#### WORK TO COMPLETE:
Go through the data below. List every line that holds the word "JSON".

^^^^^^^^

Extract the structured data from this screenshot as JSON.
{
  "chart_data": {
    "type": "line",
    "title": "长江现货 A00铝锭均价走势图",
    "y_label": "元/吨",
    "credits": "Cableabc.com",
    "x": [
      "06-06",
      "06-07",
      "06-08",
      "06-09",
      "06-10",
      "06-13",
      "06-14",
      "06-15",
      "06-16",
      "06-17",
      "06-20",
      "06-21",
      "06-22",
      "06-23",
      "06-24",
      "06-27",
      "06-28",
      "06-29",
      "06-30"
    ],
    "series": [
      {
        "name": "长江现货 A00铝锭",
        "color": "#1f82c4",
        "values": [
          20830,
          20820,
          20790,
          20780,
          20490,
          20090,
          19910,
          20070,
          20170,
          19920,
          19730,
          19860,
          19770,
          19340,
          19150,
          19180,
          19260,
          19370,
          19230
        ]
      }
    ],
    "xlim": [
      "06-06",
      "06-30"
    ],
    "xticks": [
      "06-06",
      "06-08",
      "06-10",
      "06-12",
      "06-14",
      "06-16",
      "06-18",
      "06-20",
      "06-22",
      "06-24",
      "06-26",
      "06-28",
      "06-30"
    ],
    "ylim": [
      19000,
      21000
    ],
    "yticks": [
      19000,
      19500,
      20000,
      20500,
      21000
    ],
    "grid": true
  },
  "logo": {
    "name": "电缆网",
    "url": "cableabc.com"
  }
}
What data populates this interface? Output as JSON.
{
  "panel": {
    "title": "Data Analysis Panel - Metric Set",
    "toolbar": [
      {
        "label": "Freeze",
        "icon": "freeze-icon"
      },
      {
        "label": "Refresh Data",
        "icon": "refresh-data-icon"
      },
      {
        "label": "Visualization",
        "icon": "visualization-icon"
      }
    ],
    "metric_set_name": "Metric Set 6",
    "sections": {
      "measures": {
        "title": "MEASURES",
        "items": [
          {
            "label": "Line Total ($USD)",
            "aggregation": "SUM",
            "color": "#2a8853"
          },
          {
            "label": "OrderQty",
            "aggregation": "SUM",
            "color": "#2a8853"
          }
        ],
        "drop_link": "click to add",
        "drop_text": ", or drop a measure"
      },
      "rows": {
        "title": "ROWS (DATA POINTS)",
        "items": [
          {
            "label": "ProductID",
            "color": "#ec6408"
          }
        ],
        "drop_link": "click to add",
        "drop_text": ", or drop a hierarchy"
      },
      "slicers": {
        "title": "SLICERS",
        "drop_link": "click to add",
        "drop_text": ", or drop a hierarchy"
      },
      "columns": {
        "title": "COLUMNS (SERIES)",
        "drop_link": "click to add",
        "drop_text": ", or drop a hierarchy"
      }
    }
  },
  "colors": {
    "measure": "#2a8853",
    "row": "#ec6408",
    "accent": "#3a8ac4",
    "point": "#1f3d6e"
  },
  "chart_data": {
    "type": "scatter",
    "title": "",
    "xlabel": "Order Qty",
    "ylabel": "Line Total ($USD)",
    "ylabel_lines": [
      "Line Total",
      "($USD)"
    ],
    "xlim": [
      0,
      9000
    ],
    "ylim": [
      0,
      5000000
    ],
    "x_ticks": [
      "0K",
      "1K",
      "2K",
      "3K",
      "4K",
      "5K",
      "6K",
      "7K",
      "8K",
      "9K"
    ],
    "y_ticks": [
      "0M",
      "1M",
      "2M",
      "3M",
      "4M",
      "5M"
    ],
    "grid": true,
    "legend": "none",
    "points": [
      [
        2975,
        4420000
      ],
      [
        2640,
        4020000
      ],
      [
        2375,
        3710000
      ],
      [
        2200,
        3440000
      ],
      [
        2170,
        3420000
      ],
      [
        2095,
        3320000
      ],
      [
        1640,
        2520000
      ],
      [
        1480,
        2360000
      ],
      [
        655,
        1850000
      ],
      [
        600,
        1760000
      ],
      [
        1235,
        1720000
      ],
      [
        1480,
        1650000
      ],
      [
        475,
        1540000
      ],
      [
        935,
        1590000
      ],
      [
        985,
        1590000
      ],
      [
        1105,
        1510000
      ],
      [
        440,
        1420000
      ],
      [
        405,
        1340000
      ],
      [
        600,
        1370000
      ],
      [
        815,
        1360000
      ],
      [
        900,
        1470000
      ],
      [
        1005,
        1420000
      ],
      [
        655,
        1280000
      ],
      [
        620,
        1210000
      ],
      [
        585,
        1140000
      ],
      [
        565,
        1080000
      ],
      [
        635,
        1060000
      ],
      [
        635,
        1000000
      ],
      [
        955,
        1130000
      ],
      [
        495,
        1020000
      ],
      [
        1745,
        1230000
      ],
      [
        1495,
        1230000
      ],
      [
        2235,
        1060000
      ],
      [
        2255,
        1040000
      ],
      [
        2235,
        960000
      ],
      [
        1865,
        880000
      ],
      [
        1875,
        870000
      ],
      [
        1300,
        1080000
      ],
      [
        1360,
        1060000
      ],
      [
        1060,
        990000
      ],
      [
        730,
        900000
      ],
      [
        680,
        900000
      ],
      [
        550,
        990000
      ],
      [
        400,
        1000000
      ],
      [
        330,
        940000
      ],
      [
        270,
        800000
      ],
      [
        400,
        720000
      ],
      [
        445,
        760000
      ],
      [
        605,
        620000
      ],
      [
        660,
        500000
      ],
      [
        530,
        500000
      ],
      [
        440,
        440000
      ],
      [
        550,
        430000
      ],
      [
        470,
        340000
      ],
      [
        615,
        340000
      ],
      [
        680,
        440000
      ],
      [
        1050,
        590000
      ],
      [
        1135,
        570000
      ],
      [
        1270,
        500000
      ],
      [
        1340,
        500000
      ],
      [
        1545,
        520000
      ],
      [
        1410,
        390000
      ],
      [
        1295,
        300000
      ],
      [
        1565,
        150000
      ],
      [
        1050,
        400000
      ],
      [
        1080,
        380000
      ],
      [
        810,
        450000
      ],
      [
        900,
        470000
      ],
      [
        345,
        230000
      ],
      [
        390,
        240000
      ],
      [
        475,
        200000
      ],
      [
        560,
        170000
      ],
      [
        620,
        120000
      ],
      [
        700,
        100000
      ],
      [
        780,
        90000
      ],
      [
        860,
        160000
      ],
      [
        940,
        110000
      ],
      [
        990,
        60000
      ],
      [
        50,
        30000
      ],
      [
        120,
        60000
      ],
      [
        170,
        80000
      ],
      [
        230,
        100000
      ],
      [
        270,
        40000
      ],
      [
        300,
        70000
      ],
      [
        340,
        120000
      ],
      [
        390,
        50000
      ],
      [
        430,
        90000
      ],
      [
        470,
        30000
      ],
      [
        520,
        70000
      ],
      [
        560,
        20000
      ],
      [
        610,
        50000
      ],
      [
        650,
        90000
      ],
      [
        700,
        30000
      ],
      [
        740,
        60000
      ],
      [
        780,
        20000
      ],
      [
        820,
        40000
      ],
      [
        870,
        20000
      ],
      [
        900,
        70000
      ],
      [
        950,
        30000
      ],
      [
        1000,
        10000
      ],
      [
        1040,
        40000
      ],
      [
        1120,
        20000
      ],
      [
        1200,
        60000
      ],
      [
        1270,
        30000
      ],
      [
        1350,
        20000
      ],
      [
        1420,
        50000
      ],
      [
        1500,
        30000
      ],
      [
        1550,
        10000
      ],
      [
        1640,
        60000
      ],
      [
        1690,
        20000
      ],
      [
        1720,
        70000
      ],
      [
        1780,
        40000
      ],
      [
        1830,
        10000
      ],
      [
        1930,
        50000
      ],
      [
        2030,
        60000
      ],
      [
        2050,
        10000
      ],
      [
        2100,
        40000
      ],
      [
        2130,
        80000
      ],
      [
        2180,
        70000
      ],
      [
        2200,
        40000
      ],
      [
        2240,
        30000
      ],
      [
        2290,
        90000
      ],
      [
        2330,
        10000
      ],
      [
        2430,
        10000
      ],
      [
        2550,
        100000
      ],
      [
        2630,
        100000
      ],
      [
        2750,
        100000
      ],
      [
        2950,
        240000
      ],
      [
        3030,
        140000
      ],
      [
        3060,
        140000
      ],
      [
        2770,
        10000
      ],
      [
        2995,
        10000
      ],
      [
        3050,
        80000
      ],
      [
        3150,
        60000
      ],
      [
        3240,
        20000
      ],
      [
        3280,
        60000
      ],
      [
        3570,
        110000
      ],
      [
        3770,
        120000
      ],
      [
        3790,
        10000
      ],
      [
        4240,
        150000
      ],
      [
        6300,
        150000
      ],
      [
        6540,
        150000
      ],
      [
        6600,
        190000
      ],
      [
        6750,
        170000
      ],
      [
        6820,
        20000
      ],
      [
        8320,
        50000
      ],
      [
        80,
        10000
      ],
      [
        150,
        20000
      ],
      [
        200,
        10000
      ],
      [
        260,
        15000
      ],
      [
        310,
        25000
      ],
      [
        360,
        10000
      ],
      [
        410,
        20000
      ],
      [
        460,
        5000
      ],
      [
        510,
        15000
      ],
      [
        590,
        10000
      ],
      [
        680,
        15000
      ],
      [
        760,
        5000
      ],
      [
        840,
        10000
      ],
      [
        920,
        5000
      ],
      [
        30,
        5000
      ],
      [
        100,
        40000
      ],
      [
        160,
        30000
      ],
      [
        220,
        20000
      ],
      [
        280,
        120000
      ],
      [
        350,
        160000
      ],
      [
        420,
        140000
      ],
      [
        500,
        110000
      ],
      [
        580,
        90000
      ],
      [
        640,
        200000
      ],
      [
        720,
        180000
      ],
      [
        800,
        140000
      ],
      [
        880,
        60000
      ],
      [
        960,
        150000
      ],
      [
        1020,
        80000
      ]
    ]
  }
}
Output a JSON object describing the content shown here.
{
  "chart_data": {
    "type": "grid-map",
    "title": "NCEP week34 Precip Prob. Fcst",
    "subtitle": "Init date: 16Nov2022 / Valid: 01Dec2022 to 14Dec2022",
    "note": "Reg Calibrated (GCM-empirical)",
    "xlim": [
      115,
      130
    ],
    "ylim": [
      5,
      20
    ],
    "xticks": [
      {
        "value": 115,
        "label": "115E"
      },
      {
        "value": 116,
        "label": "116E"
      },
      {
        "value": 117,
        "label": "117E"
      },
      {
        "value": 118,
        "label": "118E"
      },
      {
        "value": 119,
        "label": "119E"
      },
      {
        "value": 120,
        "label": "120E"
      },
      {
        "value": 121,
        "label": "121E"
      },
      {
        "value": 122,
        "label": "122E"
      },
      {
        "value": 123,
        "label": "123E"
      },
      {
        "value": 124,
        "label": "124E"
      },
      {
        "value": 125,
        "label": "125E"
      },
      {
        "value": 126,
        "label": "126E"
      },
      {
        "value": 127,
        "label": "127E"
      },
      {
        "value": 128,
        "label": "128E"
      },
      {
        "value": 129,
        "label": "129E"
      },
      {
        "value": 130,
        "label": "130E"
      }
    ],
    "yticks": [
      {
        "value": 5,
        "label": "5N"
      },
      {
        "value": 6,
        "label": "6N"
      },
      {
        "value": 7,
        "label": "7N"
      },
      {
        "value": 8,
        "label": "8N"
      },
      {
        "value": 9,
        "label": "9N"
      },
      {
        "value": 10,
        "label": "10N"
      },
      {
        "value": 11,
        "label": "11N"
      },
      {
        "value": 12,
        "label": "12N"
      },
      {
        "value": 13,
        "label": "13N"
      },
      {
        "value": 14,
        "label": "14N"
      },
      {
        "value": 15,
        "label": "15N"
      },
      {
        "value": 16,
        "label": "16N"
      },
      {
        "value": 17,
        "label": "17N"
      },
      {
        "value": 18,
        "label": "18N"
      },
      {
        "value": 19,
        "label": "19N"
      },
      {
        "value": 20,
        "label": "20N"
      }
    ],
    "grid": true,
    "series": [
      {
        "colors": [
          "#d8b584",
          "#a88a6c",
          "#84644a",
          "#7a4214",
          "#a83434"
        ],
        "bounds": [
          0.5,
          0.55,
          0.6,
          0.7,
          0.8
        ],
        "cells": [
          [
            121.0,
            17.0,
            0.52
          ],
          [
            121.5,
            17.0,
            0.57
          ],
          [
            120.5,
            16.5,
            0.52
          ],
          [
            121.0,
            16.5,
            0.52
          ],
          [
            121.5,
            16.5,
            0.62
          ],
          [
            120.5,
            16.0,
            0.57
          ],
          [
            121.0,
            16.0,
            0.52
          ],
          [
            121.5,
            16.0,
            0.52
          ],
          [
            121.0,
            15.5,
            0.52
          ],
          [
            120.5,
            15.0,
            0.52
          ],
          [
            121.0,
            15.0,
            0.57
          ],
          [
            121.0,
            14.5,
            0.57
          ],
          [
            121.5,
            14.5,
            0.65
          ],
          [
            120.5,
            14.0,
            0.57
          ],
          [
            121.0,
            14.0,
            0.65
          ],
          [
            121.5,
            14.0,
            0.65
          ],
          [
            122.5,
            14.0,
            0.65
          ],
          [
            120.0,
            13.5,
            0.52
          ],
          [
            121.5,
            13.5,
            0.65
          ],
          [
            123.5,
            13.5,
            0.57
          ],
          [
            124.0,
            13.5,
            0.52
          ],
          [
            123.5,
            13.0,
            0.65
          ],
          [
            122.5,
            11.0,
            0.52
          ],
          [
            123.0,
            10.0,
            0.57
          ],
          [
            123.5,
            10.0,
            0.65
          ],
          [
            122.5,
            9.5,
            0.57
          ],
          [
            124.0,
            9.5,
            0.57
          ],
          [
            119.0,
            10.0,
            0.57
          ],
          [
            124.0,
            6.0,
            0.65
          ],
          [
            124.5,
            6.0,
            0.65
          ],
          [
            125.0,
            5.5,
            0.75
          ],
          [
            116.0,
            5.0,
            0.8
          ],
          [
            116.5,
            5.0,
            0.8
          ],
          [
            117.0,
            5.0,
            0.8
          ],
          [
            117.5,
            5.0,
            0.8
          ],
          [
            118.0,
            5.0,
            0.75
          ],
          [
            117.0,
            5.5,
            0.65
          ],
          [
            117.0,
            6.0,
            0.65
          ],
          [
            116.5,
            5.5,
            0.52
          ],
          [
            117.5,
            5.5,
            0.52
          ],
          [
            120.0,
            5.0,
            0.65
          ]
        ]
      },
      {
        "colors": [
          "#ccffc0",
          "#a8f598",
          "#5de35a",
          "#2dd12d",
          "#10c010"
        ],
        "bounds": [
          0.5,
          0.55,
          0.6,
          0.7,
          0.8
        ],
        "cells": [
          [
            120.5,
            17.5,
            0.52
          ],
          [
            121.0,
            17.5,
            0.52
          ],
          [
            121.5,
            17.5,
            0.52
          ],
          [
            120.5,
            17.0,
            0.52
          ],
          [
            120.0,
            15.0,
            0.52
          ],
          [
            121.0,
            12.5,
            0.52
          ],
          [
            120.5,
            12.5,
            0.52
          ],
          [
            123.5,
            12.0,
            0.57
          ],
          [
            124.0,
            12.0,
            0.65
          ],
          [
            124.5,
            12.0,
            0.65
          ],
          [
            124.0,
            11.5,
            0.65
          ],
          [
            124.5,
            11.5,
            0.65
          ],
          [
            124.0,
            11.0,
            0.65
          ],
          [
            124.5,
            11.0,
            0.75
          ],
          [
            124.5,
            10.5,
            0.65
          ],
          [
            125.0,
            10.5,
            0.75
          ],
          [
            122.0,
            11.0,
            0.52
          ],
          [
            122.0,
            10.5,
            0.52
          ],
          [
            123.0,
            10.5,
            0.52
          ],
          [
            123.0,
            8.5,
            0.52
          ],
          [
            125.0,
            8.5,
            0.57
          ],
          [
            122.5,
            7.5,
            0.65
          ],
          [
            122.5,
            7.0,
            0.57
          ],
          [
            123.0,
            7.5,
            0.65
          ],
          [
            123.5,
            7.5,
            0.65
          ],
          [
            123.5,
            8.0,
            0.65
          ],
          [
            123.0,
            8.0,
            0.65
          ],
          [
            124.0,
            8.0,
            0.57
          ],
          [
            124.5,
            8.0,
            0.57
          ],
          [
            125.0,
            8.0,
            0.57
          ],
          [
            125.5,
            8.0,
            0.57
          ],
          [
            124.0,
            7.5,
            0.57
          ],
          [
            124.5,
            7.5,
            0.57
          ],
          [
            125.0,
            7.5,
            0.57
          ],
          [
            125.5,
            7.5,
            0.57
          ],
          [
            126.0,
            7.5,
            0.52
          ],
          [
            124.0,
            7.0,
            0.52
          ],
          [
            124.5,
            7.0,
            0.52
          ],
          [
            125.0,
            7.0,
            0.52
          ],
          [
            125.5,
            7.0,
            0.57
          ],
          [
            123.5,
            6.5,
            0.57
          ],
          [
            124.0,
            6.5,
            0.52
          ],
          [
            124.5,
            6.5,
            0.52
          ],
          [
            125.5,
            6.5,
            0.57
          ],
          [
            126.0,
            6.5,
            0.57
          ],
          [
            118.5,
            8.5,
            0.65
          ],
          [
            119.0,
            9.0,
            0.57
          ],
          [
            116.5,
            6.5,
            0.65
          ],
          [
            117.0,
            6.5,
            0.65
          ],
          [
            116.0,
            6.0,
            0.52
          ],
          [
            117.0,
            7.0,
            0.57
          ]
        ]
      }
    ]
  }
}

^^^^^^^^

#### REPLY TO THE EXERCISE:
Extract the structured data from this screenshot as JSON.
What data populates this interface? Output as JSON.
Output a JSON object describing the content shown here.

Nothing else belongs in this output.